| Dataset rows |
>>>>>

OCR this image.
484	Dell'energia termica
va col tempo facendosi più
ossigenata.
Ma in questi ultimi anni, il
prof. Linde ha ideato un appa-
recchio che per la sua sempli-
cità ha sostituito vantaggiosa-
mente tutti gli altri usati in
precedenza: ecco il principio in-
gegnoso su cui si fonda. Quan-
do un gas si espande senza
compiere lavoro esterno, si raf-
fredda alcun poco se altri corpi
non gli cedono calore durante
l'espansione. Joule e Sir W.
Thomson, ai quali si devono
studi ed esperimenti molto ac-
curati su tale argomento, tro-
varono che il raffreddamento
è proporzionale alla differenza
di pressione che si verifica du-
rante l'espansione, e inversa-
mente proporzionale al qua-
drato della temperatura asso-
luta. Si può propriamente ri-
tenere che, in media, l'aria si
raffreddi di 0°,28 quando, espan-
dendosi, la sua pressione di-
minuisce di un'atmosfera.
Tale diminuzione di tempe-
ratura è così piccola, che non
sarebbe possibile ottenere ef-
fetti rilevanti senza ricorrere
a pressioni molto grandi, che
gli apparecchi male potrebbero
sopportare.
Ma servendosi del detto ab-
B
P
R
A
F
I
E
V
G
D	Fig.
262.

<<<<<

| Directions |
Every entry needs to be retyped exactly.

| Finished task |
OCR this image.
484	Dell'energia termica
va col tempo facendosi più
ossigenata.
Ma in questi ultimi anni, il
prof. Linde ha ideato un appa-
recchio che per la sua sempli-
cità ha sostituito vantaggiosa-
mente tutti gli altri usati in
precedenza: ecco il principio in-
gegnoso su cui si fonda. Quan-
do un gas si espande senza
compiere lavoro esterno, si raf-
fredda alcun poco se altri corpi
non gli cedono calore durante
l'espansione. Joule e Sir W.
Thomson, ai quali si devono
studi ed esperimenti molto ac-
curati su tale argomento, tro-
varono che il raffreddamento
è proporzionale alla differenza
di pressione che si verifica du-
rante l'espansione, e inversa-
mente proporzionale al qua-
drato della temperatura asso-
luta. Si può propriamente ri-
tenere che, in media, l'aria si
raffreddi di 0°,28 quando, espan-
dendosi, la sua pressione di-
minuisce di un'atmosfera.
Tale diminuzione di tempe-
ratura è così piccola, che non
sarebbe possibile ottenere ef-
fetti rilevanti senza ricorrere
a pressioni molto grandi, che
gli apparecchi male potrebbero
sopportare.
Ma servendosi del detto ab-
B
P
R
A
F
I
E
V
G
D	Fig.
262.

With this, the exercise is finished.